Provided data ::
+===+

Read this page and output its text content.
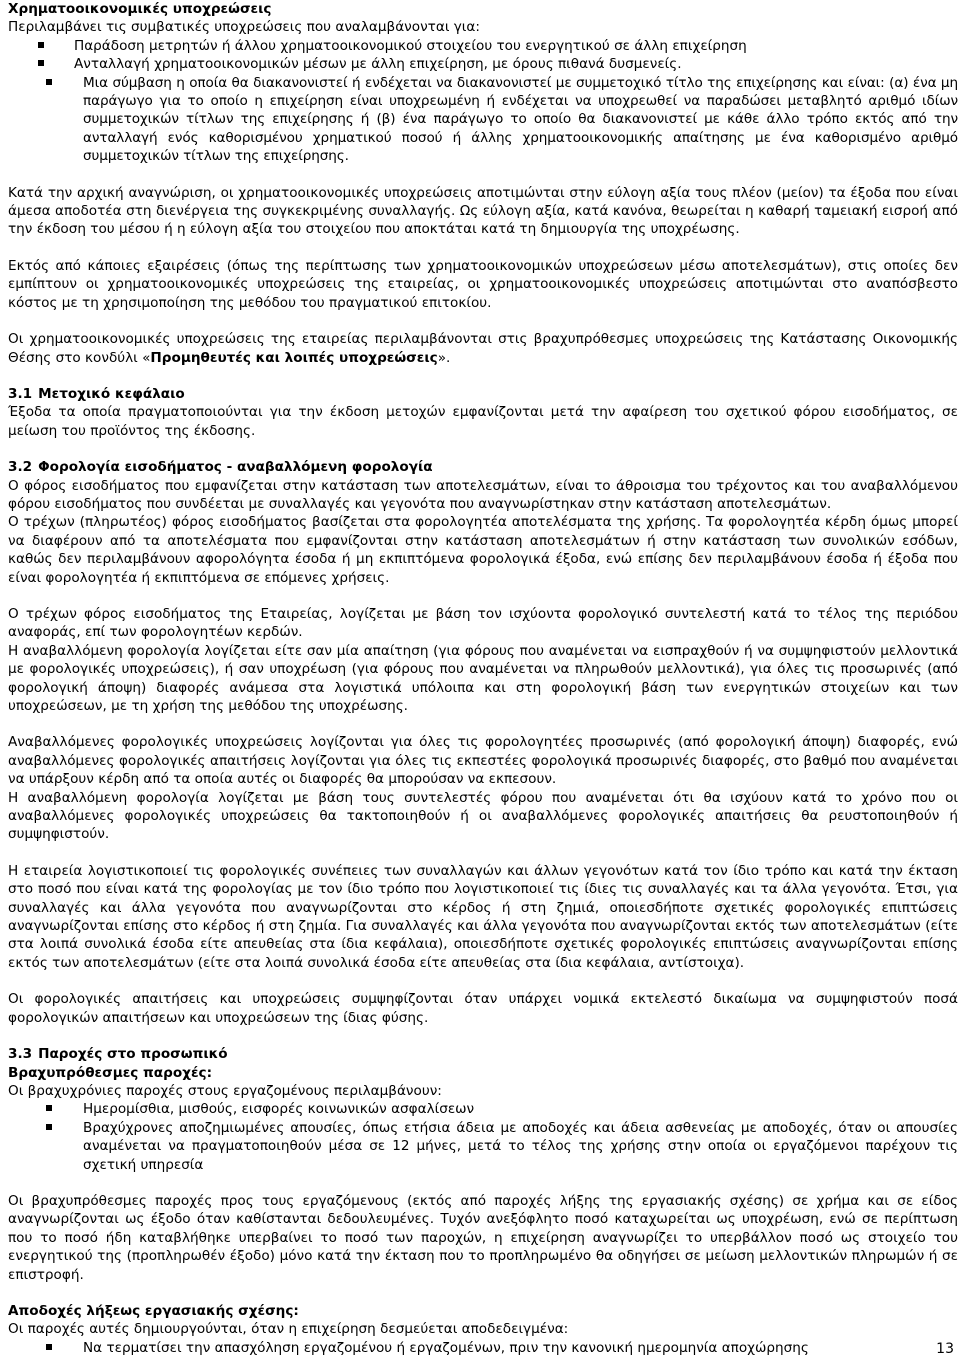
Χρηματοοικονομικές υποχρεώσεις

Περιλαμβάνει τις συμβατικές υποχρεώσεις που αναλαμβάνονται για:

Παράδοση μετρητών ή άλλου χρηματοοικονομικού στοιχείου του ενεργητικού σε άλλη επιχείρηση
Ανταλλαγή χρηματοοικονομικών μέσων με άλλη επιχείρηση, με όρους πιθανά δυσμενείς.
Μια σύμβαση η οποία θα διακανονιστεί ή ενδέχεται να διακανονιστεί με συμμετοχικό τίτλο της επιχείρησης και είναι: (α) ένα μη παράγωγο για το οποίο η επιχείρηση είναι υποχρεωμένη ή ενδέχεται να υποχρεωθεί να παραδώσει μεταβλητό αριθμό ιδίων συμμετοχικών τίτλων της επιχείρησης ή (β) ένα παράγωγο το οποίο θα διακανονιστεί με κάθε άλλο τρόπο εκτός από την ανταλλαγή ενός καθορισμένου χρηματικού ποσού ή άλλης χρηματοοικονομικής απαίτησης με ένα καθορισμένο αριθμό συμμετοχικών τίτλων της επιχείρησης.

Κατά την αρχική αναγνώριση, οι χρηματοοικονομικές υποχρεώσεις αποτιμώνται στην εύλογη αξία τους πλέον (μείον) τα έξοδα που είναι άμεσα αποδοτέα στη διενέργεια της συγκεκριμένης συναλλαγής. Ως εύλογη αξία, κατά κανόνα, θεωρείται η καθαρή ταμειακή εισροή από την έκδοση του μέσου ή η εύλογη αξία του στοιχείου που αποκτάται κατά τη δημιουργία της υποχρέωσης.

Εκτός από κάποιες εξαιρέσεις (όπως της περίπτωσης των χρηματοοικονομικών υποχρεώσεων μέσω αποτελεσμάτων), στις οποίες δεν εμπίπτουν οι χρηματοοικονομικές υποχρεώσεις της εταιρείας, οι χρηματοοικονομικές υποχρεώσεις αποτιμώνται στο αναπόσβεστο κόστος με τη χρησιμοποίηση της μεθόδου του πραγματικού επιτοκίου.

Οι χρηματοοικονομικές υποχρεώσεις της εταιρείας περιλαμβάνονται στις βραχυπρόθεσμες υποχρεώσεις της Κατάστασης Οικονομικής Θέσης στο κονδύλι «Προμηθευτές και λοιπές υποχρεώσεις».

3.1 Μετοχικό κεφάλαιο

Έξοδα τα οποία πραγματοποιούνται για την έκδοση μετοχών εμφανίζονται μετά την αφαίρεση του σχετικού φόρου εισοδήματος, σε μείωση του προϊόντος της έκδοσης.

3.2 Φορολογία εισοδήματος - αναβαλλόμενη φορολογία

Ο φόρος εισοδήματος που εμφανίζεται στην κατάσταση των αποτελεσμάτων, είναι το άθροισμα του τρέχοντος και του αναβαλλόμενου φόρου εισοδήματος που συνδέεται με συναλλαγές και γεγονότα που αναγνωρίστηκαν στην κατάσταση αποτελεσμάτων.

Ο τρέχων (πληρωτέος) φόρος εισοδήματος βασίζεται στα φορολογητέα αποτελέσματα της χρήσης. Τα φορολογητέα κέρδη όμως μπορεί να διαφέρουν από τα αποτελέσματα που εμφανίζονται στην κατάσταση αποτελεσμάτων ή στην κατάσταση των συνολικών εσόδων, καθώς δεν περιλαμβάνουν αφορολόγητα έσοδα ή μη εκπιπτόμενα φορολογικά έξοδα, ενώ επίσης δεν περιλαμβάνουν έσοδα ή έξοδα που είναι φορολογητέα ή εκπιπτόμενα σε επόμενες χρήσεις.

Ο τρέχων φόρος εισοδήματος της Εταιρείας, λογίζεται με βάση τον ισχύοντα φορολογικό συντελεστή κατά το τέλος της περιόδου αναφοράς, επί των φορολογητέων κερδών.

Η αναβαλλόμενη φορολογία λογίζεται είτε σαν μία απαίτηση (για φόρους που αναμένεται να εισπραχθούν ή να συμψηφιστούν μελλοντικά με φορολογικές υποχρεώσεις), ή σαν υποχρέωση (για φόρους που αναμένεται να πληρωθούν μελλοντικά), για όλες τις προσωρινές (από φορολογική άποψη) διαφορές ανάμεσα στα λογιστικά υπόλοιπα και στη φορολογική βάση των ενεργητικών στοιχείων και των υποχρεώσεων, με τη χρήση της μεθόδου της υποχρέωσης.

Αναβαλλόμενες φορολογικές υποχρεώσεις λογίζονται για όλες τις φορολογητέες προσωρινές (από φορολογική άποψη) διαφορές, ενώ αναβαλλόμενες φορολογικές απαιτήσεις λογίζονται για όλες τις εκπεστέες φορολογικά προσωρινές διαφορές, στο βαθμό που αναμένεται να υπάρξουν κέρδη από τα οποία αυτές οι διαφορές θα μπορούσαν να εκπεσουν.

Η αναβαλλόμενη φορολογία λογίζεται με βάση τους συντελεστές φόρου που αναμένεται ότι θα ισχύουν κατά το χρόνο που οι αναβαλλόμενες φορολογικές υποχρεώσεις θα τακτοποιηθούν ή οι αναβαλλόμενες φορολογικές απαιτήσεις θα ρευστοποιηθούν ή συμψηφιστούν.

Η εταιρεία λογιστικοποιεί τις φορολογικές συνέπειες των συναλλαγών και άλλων γεγονότων κατά τον ίδιο τρόπο και κατά την έκταση στο ποσό που είναι κατά της φορολογίας με τον ίδιο τρόπο που λογιστικοποιεί τις ίδιες τις συναλλαγές και τα άλλα γεγονότα. Έτσι, για συναλλαγές και άλλα γεγονότα που αναγνωρίζονται στο κέρδος ή στη ζημιά, οποιεσδήποτε σχετικές φορολογικές επιπτώσεις αναγνωρίζονται επίσης στο κέρδος ή στη ζημία. Για συναλλαγές και άλλα γεγονότα που αναγνωρίζονται εκτός των αποτελεσμάτων (είτε στα λοιπά συνολικά έσοδα είτε απευθείας στα ίδια κεφάλαια), οποιεσδήποτε σχετικές φορολογικές επιπτώσεις αναγνωρίζονται επίσης εκτός των αποτελεσμάτων (είτε στα λοιπά συνολικά έσοδα είτε απευθείας στα ίδια κεφάλαια, αντίστοιχα).

Οι φορολογικές απαιτήσεις και υποχρεώσεις συμψηφίζονται όταν υπάρχει νομικά εκτελεστό δικαίωμα να συμψηφιστούν ποσά φορολογικών απαιτήσεων και υποχρεώσεων της ίδιας φύσης.

3.3 Παροχές στο προσωπικό

Βραχυπρόθεσμες παροχές:

Οι βραχυχρόνιες παροχές στους εργαζομένους περιλαμβάνουν:

Ημερομίσθια, μισθούς, εισφορές κοινωνικών ασφαλίσεων
Βραχύχρονες αποζημιωμένες απουσίες, όπως ετήσια άδεια με αποδοχές και άδεια ασθενείας με αποδοχές, όταν οι απουσίες αναμένεται να πραγματοποιηθούν μέσα σε 12 μήνες, μετά το τέλος της χρήσης στην οποία οι εργαζόμενοι παρέχουν τις σχετική υπηρεσία

Οι βραχυπρόθεσμες παροχές προς τους εργαζόμενους (εκτός από παροχές λήξης της εργασιακής σχέσης) σε χρήμα και σε είδος αναγνωρίζονται ως έξοδο όταν καθίστανται δεδουλευμένες. Τυχόν ανεξόφλητο ποσό καταχωρείται ως υποχρέωση, ενώ σε περίπτωση που το ποσό ήδη καταβλήθηκε υπερβαίνει το ποσό των παροχών, η επιχείρηση αναγνωρίζει το υπερβάλλον ποσό ως στοιχείο του ενεργητικού της (προπληρωθέν έξοδο) μόνο κατά την έκταση που το προπληρωμένο θα οδηγήσει σε μείωση μελλοντικών πληρωμών ή σε επιστροφή.

Αποδοχές λήξεως εργασιακής σχέσης:

Οι παροχές αυτές δημιουργούνται, όταν η επιχείρηση δεσμεύεται αποδεδειγμένα:

Να τερματίσει την απασχόληση εργαζομένου ή εργαζομένων, πριν την κανονική ημερομηνία αποχώρησης	13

+===+

Instructions to follow ::
Tell how many lines contain the word "οποία", using only the number.

Problem solution ::
4